Scan the records and identify every line in which the string "Оборона" occurs, then return those lines.

(Part of a data file)
.....

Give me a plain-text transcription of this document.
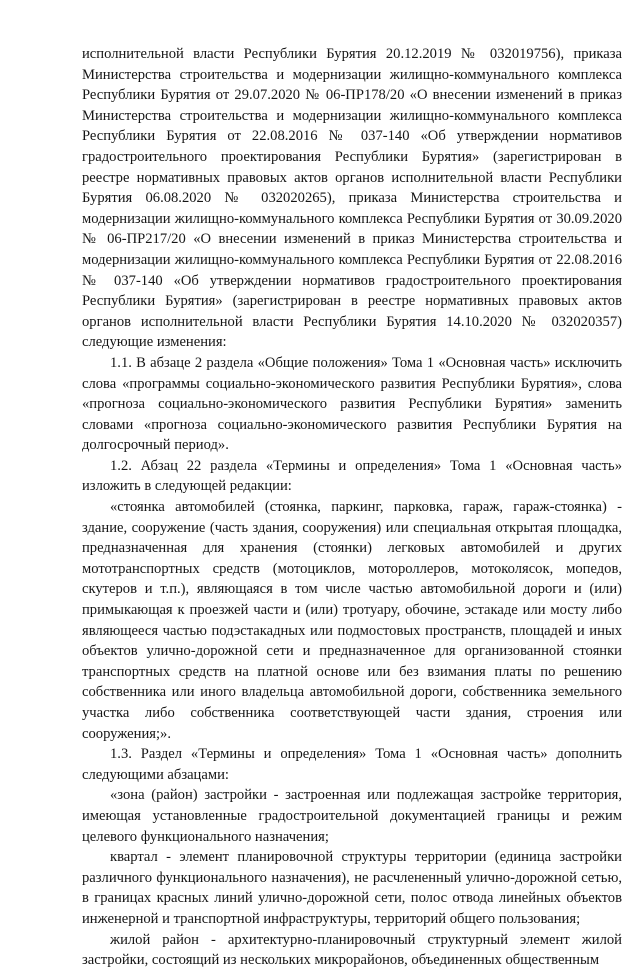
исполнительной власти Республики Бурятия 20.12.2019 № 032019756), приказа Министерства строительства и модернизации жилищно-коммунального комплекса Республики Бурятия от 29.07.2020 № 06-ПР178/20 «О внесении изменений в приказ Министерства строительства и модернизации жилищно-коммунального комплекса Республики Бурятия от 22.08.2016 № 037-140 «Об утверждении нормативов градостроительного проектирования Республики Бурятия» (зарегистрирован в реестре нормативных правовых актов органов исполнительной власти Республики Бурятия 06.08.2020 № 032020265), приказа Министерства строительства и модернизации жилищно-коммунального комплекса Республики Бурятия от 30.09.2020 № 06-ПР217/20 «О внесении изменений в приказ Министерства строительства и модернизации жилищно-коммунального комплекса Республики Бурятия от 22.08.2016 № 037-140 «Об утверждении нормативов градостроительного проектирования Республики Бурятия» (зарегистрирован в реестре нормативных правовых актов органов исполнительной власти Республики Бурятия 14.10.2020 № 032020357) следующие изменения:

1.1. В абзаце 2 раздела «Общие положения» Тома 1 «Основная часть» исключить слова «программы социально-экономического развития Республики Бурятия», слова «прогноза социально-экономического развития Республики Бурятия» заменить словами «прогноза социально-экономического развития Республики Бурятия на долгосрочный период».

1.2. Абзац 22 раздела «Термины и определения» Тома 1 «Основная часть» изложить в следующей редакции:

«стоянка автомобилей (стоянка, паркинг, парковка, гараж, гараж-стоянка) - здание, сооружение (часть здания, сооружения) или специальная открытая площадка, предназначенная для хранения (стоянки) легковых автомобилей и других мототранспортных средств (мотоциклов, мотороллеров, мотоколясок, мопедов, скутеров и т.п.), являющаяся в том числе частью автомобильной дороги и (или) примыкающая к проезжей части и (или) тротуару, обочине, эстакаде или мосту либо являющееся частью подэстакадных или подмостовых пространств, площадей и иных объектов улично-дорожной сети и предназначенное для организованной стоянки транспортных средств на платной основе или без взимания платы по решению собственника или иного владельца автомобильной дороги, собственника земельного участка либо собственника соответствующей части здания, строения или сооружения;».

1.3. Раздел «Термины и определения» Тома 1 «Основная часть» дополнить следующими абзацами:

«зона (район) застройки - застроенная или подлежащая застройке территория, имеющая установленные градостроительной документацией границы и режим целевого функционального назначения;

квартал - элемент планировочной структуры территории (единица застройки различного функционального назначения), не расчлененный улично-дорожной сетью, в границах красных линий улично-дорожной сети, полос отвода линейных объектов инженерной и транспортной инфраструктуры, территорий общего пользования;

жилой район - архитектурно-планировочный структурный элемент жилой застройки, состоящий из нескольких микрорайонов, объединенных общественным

.....

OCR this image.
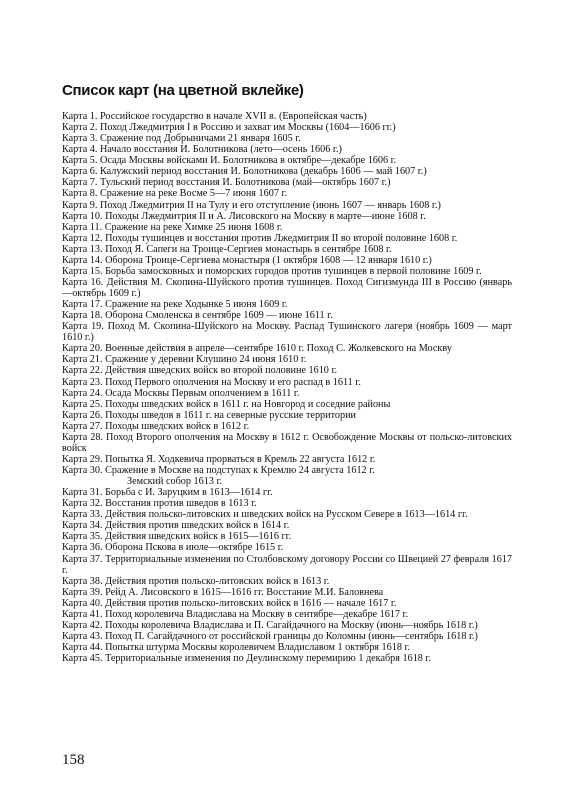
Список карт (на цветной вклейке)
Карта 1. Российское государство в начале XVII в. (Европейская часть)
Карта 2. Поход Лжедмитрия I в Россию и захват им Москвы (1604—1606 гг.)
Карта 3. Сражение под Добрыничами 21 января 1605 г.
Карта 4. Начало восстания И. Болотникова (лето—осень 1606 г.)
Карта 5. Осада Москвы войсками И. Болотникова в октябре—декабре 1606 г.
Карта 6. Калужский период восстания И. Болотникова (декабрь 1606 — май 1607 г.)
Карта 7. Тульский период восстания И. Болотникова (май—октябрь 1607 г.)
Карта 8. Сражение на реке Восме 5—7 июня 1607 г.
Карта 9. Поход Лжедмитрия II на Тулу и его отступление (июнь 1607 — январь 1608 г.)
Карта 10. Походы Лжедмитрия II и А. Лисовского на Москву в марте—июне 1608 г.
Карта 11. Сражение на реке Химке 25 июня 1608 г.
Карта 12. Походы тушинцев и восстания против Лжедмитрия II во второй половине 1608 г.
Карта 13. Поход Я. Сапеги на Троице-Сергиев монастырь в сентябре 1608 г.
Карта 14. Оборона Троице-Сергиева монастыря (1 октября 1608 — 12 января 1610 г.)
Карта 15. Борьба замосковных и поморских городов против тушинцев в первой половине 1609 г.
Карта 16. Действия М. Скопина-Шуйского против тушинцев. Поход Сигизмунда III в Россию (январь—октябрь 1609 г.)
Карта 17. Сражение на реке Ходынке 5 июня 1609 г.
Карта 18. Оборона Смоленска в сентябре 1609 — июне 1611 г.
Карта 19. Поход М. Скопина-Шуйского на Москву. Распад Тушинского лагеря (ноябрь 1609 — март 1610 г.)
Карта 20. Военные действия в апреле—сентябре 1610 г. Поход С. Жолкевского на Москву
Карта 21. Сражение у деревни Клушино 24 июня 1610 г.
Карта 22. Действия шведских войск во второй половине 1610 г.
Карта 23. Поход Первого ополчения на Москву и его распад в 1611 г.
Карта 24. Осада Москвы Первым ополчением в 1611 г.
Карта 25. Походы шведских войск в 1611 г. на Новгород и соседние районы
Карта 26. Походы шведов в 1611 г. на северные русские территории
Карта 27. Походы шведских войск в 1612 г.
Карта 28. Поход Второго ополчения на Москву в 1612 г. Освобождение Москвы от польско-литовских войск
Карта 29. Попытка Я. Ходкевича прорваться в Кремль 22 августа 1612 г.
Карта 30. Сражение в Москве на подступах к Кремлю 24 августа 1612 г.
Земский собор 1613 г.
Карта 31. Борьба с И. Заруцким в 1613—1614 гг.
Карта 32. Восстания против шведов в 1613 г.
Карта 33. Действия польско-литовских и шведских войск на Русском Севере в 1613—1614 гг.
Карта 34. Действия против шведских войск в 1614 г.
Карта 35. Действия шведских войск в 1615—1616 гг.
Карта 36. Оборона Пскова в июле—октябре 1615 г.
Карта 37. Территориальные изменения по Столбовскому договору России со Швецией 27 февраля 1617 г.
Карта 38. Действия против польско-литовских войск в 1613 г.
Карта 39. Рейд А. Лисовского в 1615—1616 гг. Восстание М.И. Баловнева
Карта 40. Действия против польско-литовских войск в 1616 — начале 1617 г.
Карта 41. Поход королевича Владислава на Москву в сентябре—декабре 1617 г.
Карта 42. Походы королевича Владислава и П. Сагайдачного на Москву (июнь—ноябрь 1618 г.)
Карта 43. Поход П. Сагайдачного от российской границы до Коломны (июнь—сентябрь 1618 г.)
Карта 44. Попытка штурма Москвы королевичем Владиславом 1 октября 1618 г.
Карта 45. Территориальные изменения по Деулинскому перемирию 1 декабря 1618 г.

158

.....

Completed task
Карта 14. Оборона Троице-Сергиева монастыря (1 октября 1608 — 12 января 1610 г.)
Карта 18. Оборона Смоленска в сентябре 1609 — июне 1611 г.
Карта 36. Оборона Пскова в июле—октябре 1615 г.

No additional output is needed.